- Exercise details -
Can you copy out the data exactly? Leave the images out.

- Working data -
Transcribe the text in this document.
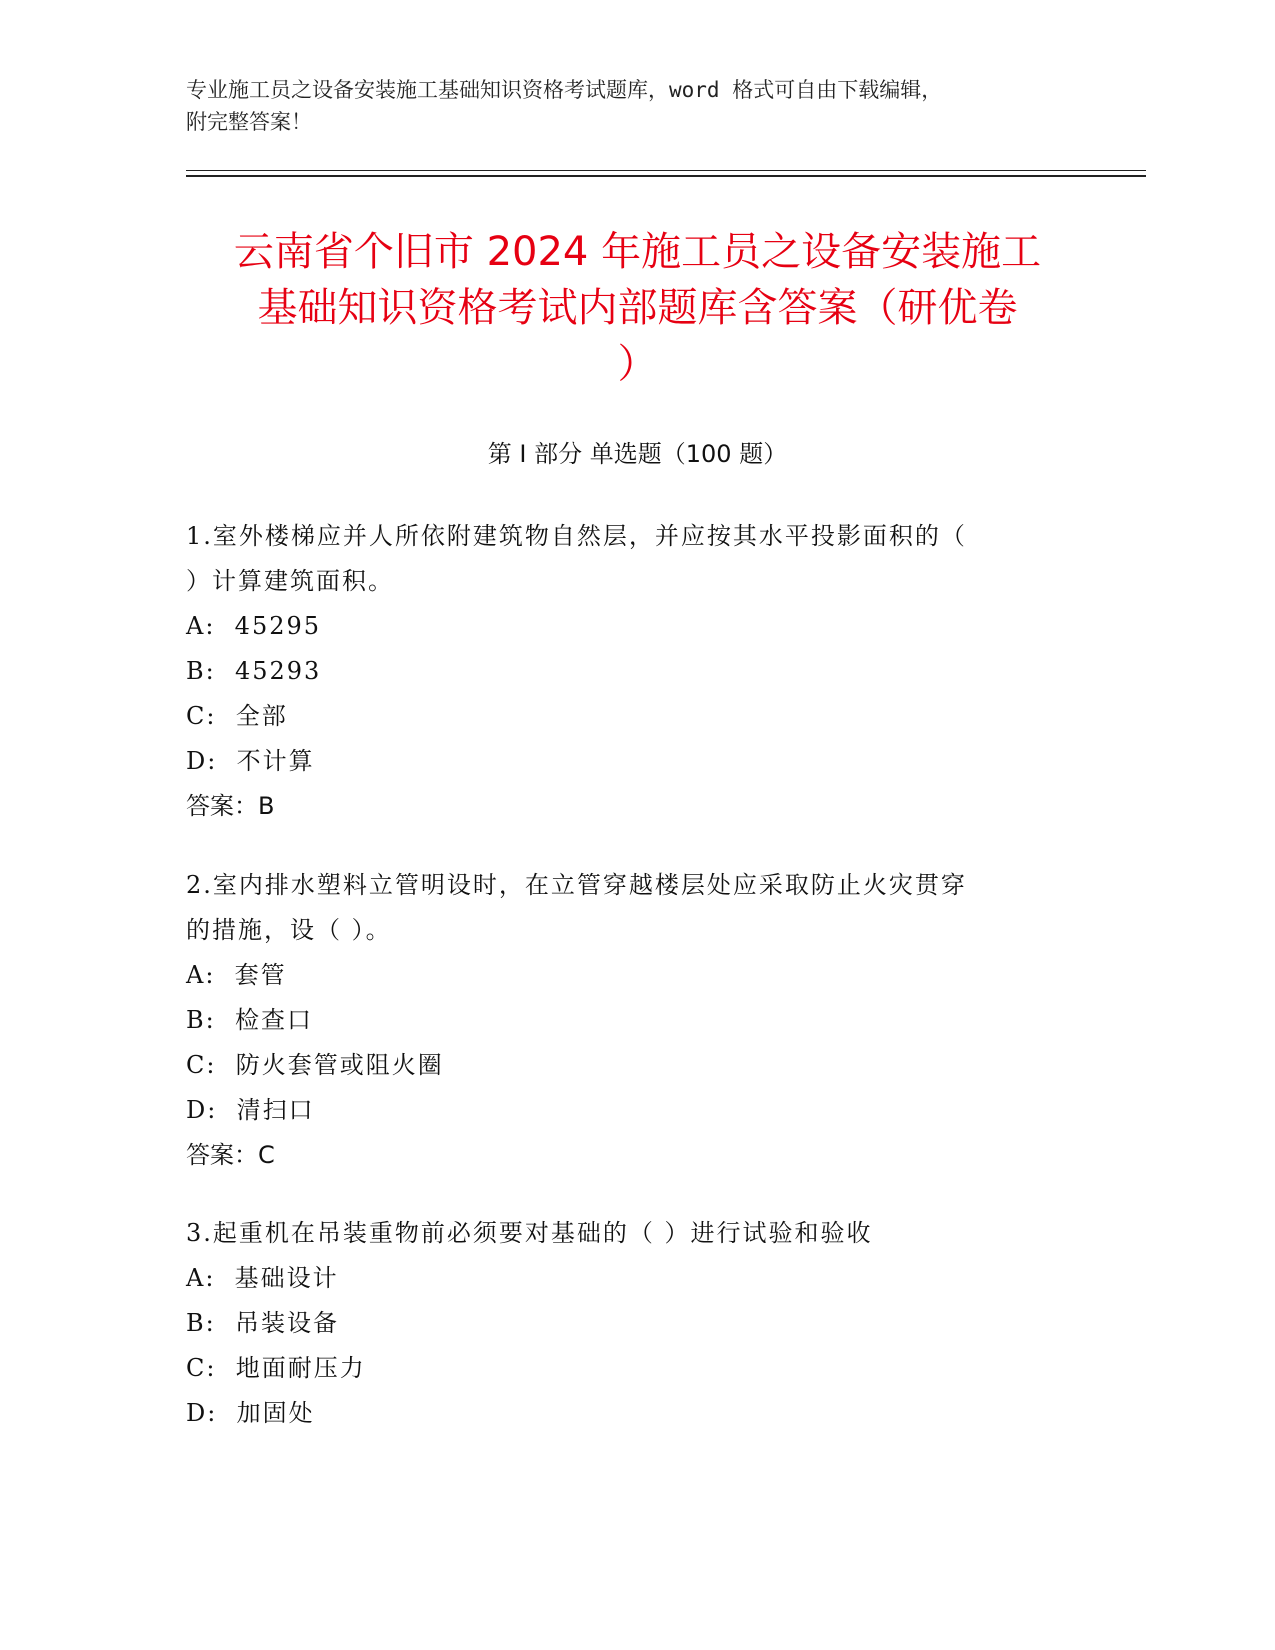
专业施工员之设备安装施工基础知识资格考试题库，word 格式可自由下载编辑，
附完整答案！
云南省个旧市 2024 年施工员之设备安装施工
基础知识资格考试内部题库含答案（研优卷
）
第 I 部分 单选题（100 题）

1.室外楼梯应并人所依附建筑物自然层，并应按其水平投影面积的（

）计算建筑面积。

A:  45295

B:  45293

C:  全部

D:  不计算

答案：B

2.室内排水塑料立管明设时，在立管穿越楼层处应采取防止火灾贯穿

的措施，设（ ）。

A:  套管

B:  检查口

C:  防火套管或阻火圈

D:  清扫口

答案：C

3.起重机在吊装重物前必须要对基础的（ ）进行试验和验收

A:  基础设计

B:  吊装设备

C:  地面耐压力

D:  加固处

- Output for this exercise -
Transcribe the text in this document.
专业施工员之设备安装施工基础知识资格考试题库，word 格式可自由下载编辑，
附完整答案！
云南省个旧市 2024 年施工员之设备安装施工
基础知识资格考试内部题库含答案（研优卷
）
第 I 部分 单选题（100 题）

1.室外楼梯应并人所依附建筑物自然层，并应按其水平投影面积的（

）计算建筑面积。

A:  45295

B:  45293

C:  全部

D:  不计算

答案：B

2.室内排水塑料立管明设时，在立管穿越楼层处应采取防止火灾贯穿

的措施，设（ ）。

A:  套管

B:  检查口

C:  防火套管或阻火圈

D:  清扫口

答案：C

3.起重机在吊装重物前必须要对基础的（ ）进行试验和验收

A:  基础设计

B:  吊装设备

C:  地面耐压力

D:  加固处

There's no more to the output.